** TASK DIRECTIONS **
Within the records below, find each line that holds the string "Discovery", then copy it.

#### GIVEN DATA

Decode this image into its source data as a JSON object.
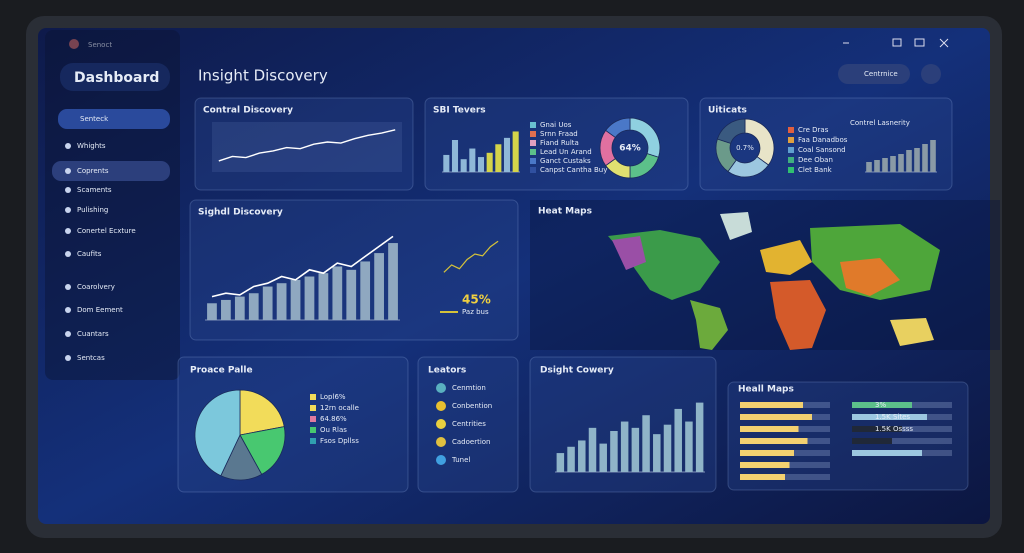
{
  "window": {
    "title": "Senoct"
  },
  "sidebar": {
    "title": "Dashboard",
    "dropdown": "Senteck",
    "items": [
      "Whights",
      "Coprents",
      "Scaments",
      "Pulishing",
      "Conertel Ecxture",
      "Caufits",
      "Coarolvery",
      "Dom Eement",
      "Cuantars",
      "Sentcas"
    ]
  },
  "header": {
    "title": "Insight Discovery",
    "button": "Centrnice"
  },
  "contral": {
    "title": "Contral Discovery",
    "values": [
      10,
      14,
      13,
      17,
      19,
      22,
      21,
      25,
      27,
      26,
      30,
      33,
      35,
      38
    ],
    "ylim": [
      0,
      45
    ],
    "color": "#ffffff"
  },
  "sbi": {
    "title": "SBI Tevers",
    "values": [
      16,
      30,
      12,
      22,
      14,
      18,
      26,
      32,
      38
    ],
    "colors": [
      "#8fb8d8",
      "#8fb8d8",
      "#8fb8d8",
      "#8fb8d8",
      "#8fb8d8",
      "#d4d44a",
      "#d4d44a",
      "#8fb8d8",
      "#d4d44a"
    ],
    "ylim": [
      0,
      45
    ],
    "donut": {
      "values": [
        30,
        20,
        15,
        20,
        15
      ],
      "colors": [
        "#8fd0e0",
        "#5cc08a",
        "#e0e070",
        "#e070a0",
        "#4a78c8"
      ],
      "center": "64%"
    },
    "legend": [
      "Gnai Uos",
      "Srnn Fraad",
      "Fiand Rulta",
      "Lead Un Arand",
      "Ganct Custaks",
      "Canpst Cantha Buy"
    ],
    "legend_colors": [
      "#6ac0d0",
      "#e07050",
      "#e0a0c0",
      "#5cc08a",
      "#4a78c8",
      "#3050a0"
    ]
  },
  "uiticats": {
    "title": "Uiticats",
    "donut": {
      "values": [
        35,
        25,
        20,
        20
      ],
      "colors": [
        "#e8e4c8",
        "#9cc7e0",
        "#6b9a8a",
        "#3a5a80"
      ],
      "center": "0.7%"
    },
    "legend": [
      "Cre Dras",
      "Faa Danadbos",
      "Coal Sansond",
      "Dee Oban",
      "Clet Bank"
    ],
    "legend_colors": [
      "#e06040",
      "#e0a040",
      "#60a0d0",
      "#40b080",
      "#30c070"
    ],
    "subtitle": "Contrel Lasnerity",
    "values": [
      5,
      6,
      7,
      8,
      9,
      11,
      12,
      14,
      16
    ],
    "ylim": [
      0,
      20
    ],
    "color": "#8a9aa6"
  },
  "signal": {
    "title": "Sighdl Discovery",
    "values": [
      10,
      12,
      14,
      16,
      20,
      22,
      24,
      26,
      28,
      32,
      30,
      35,
      40,
      46
    ],
    "line": [
      14,
      16,
      15,
      20,
      22,
      26,
      24,
      30,
      28,
      34,
      32,
      38,
      44,
      50
    ],
    "ylim": [
      0,
      55
    ],
    "color": "#8fa8c0",
    "small": {
      "values": [
        8,
        12,
        10,
        15,
        18,
        17,
        22,
        25
      ],
      "ylim": [
        0,
        30
      ],
      "color": "#d4c23a",
      "label": "45%",
      "legend": "Paz bus"
    }
  },
  "heatmap": {
    "title": "Heat Maps"
  },
  "pie": {
    "title": "Proace Palle",
    "values": [
      22,
      20,
      15,
      43
    ],
    "colors": [
      "#f2dc5a",
      "#48c870",
      "#5a7890",
      "#7cc8dc"
    ],
    "legend": [
      "Lopl6%",
      "12rn ocalle",
      "64.86%",
      "Ou Rlas",
      "Fsos Dpllss"
    ],
    "legend_colors": [
      "#f2dc5a",
      "#f2dc5a",
      "#e07aa0",
      "#48c870",
      "#30a0b0"
    ]
  },
  "leators": {
    "title": "Leators",
    "items": [
      "Cenmtion",
      "Conbention",
      "Centrities",
      "Cadoertion",
      "Tunel"
    ],
    "colors": [
      "#5ab0c0",
      "#e8c030",
      "#e8d040",
      "#e0c040",
      "#40a0e0"
    ]
  },
  "dsight": {
    "title": "Dsight Cowery",
    "values": [
      6,
      8,
      10,
      14,
      9,
      13,
      16,
      14,
      18,
      12,
      15,
      20,
      16,
      22
    ],
    "ylim": [
      0,
      26
    ],
    "color": "#8fb4c8"
  },
  "heall": {
    "title": "Heall Maps",
    "left": [
      70,
      80,
      65,
      75,
      60,
      55,
      50
    ],
    "left_color": "#f2d070",
    "right": [
      60,
      75,
      50,
      40,
      70
    ],
    "right_colors": [
      "#5cc08a",
      "#9cc7e0",
      "#202838",
      "#202838",
      "#9cc7e0"
    ],
    "tags": [
      "3%",
      "1.5K Sites",
      "1.5K Ossss"
    ]
  }
}
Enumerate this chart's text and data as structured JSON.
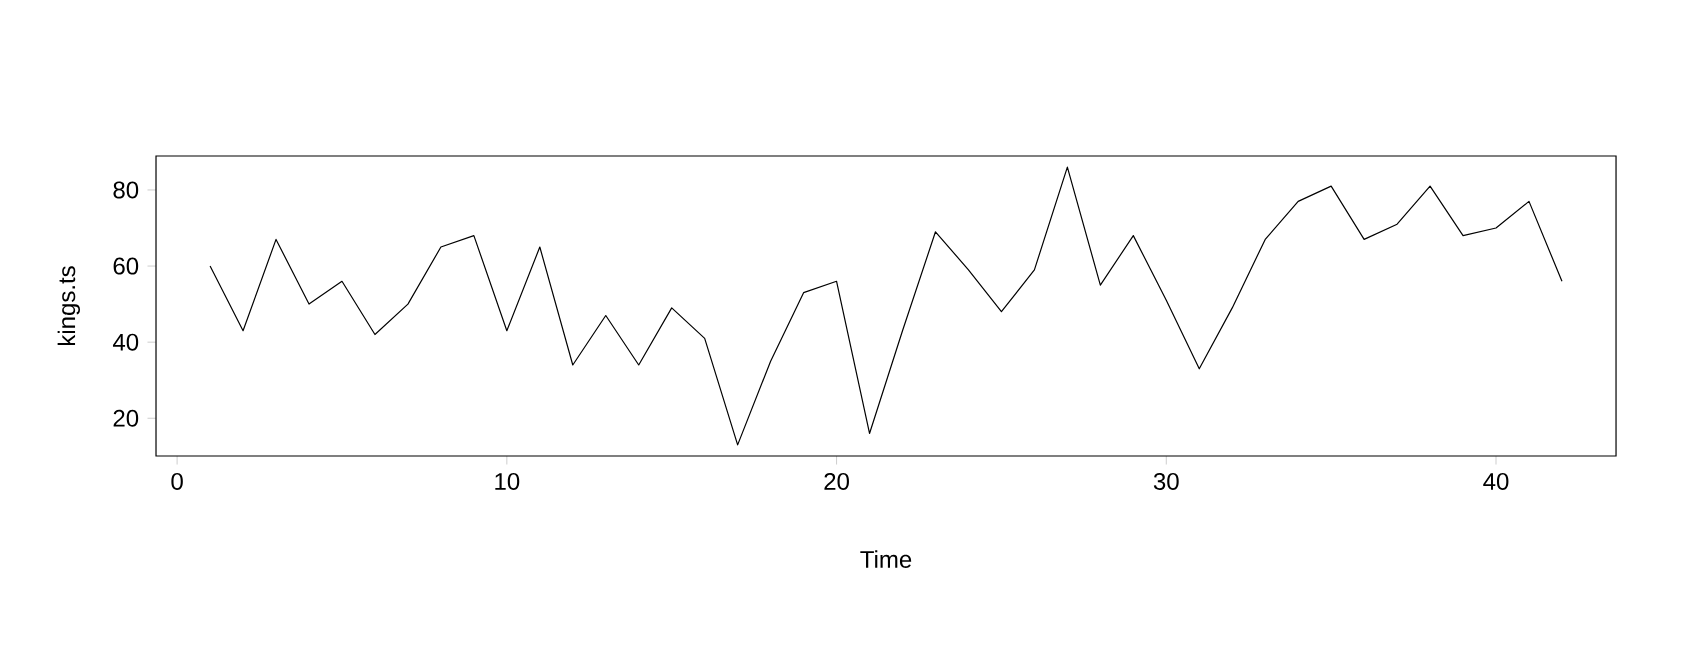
{
  "chart_data": {
    "type": "line",
    "xlabel": "Time",
    "ylabel": "kings.ts",
    "x": [
      1,
      2,
      3,
      4,
      5,
      6,
      7,
      8,
      9,
      10,
      11,
      12,
      13,
      14,
      15,
      16,
      17,
      18,
      19,
      20,
      21,
      22,
      23,
      24,
      25,
      26,
      27,
      28,
      29,
      30,
      31,
      32,
      33,
      34,
      35,
      36,
      37,
      38,
      39,
      40,
      41,
      42
    ],
    "series": [
      {
        "color": "#000000",
        "values": [
          60,
          43,
          67,
          50,
          56,
          42,
          50,
          65,
          68,
          43,
          65,
          34,
          47,
          34,
          49,
          41,
          13,
          35,
          53,
          56,
          16,
          43,
          69,
          59,
          48,
          59,
          86,
          55,
          68,
          51,
          33,
          49,
          67,
          77,
          81,
          67,
          71,
          81,
          68,
          70,
          77,
          56
        ]
      }
    ],
    "xlim": [
      -0.64,
      43.64
    ],
    "ylim": [
      10.08,
      88.92
    ],
    "xticks": [
      0,
      10,
      20,
      30,
      40
    ],
    "yticks": [
      20,
      40,
      60,
      80
    ],
    "grid": false,
    "marker": "none",
    "line_style": "solid"
  }
}
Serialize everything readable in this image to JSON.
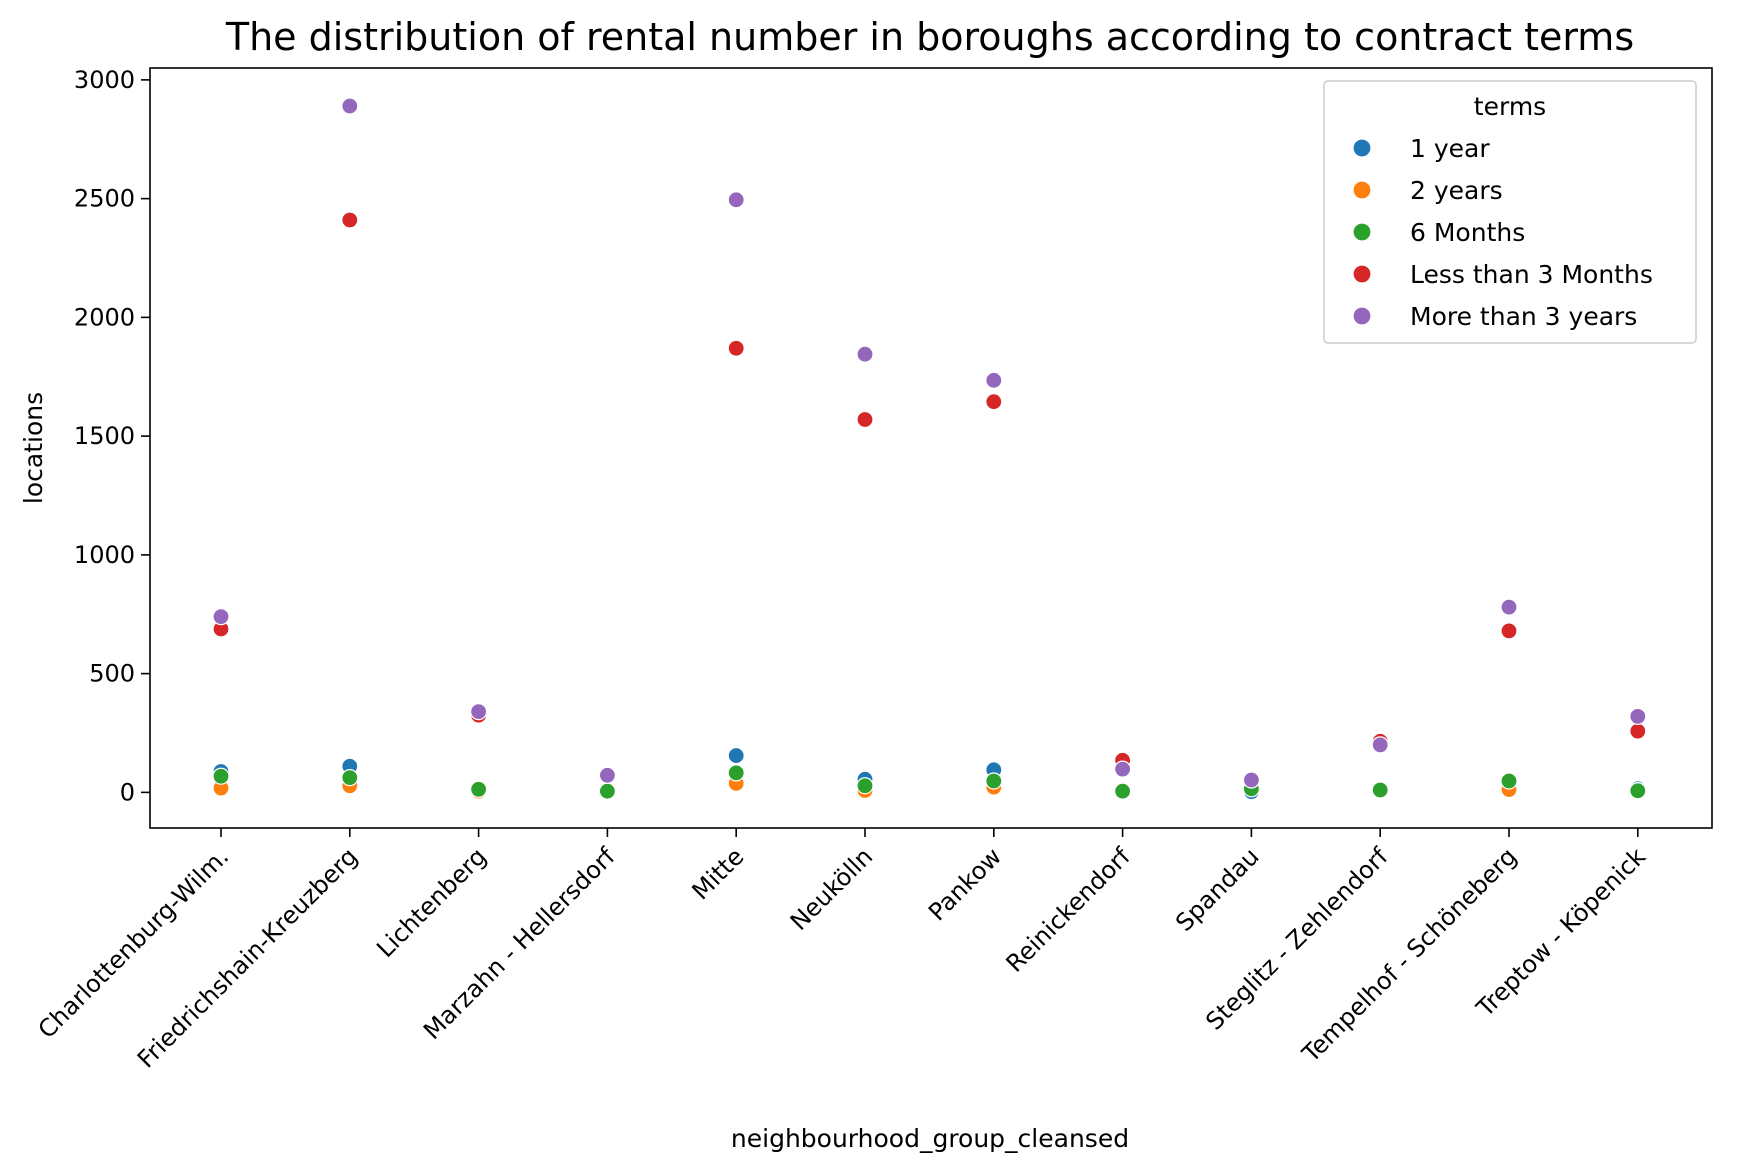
{
  "chart_data": {
    "type": "scatter",
    "title": "The distribution of rental number in boroughs according to contract terms",
    "xlabel": "neighbourhood_group_cleansed",
    "ylabel": "locations",
    "categories": [
      "Charlottenburg-Wilm.",
      "Friedrichshain-Kreuzberg",
      "Lichtenberg",
      "Marzahn - Hellersdorf",
      "Mitte",
      "Neukölln",
      "Pankow",
      "Reinickendorf",
      "Spandau",
      "Steglitz - Zehlendorf",
      "Tempelhof - Schöneberg",
      "Treptow - Köpenick"
    ],
    "ylim": [
      -150,
      3050
    ],
    "yticks": [
      0,
      500,
      1000,
      1500,
      2000,
      2500,
      3000
    ],
    "grid": false,
    "legend": {
      "title": "terms",
      "position": "top-right"
    },
    "series": [
      {
        "name": "1 year",
        "color": "#1f77b4",
        "values": [
          88,
          110,
          10,
          null,
          155,
          55,
          95,
          10,
          3,
          12,
          45,
          15
        ]
      },
      {
        "name": "2 years",
        "color": "#ff7f0e",
        "values": [
          18,
          28,
          5,
          null,
          38,
          8,
          22,
          5,
          null,
          5,
          12,
          7
        ]
      },
      {
        "name": "6 Months",
        "color": "#2ca02c",
        "values": [
          68,
          62,
          13,
          5,
          82,
          28,
          48,
          5,
          15,
          10,
          48,
          7
        ]
      },
      {
        "name": "Less than 3 Months",
        "color": "#d62728",
        "values": [
          688,
          2410,
          325,
          null,
          1870,
          1570,
          1645,
          135,
          null,
          215,
          680,
          258
        ]
      },
      {
        "name": "More than 3 years",
        "color": "#9467bd",
        "values": [
          740,
          2890,
          340,
          72,
          2495,
          1845,
          1735,
          98,
          52,
          200,
          780,
          320
        ]
      }
    ]
  }
}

########

** TASK ANSWER **
    "title": "Insight Discovery",
    "title": "Contral Discovery",
    "title": "Sighdl Discovery",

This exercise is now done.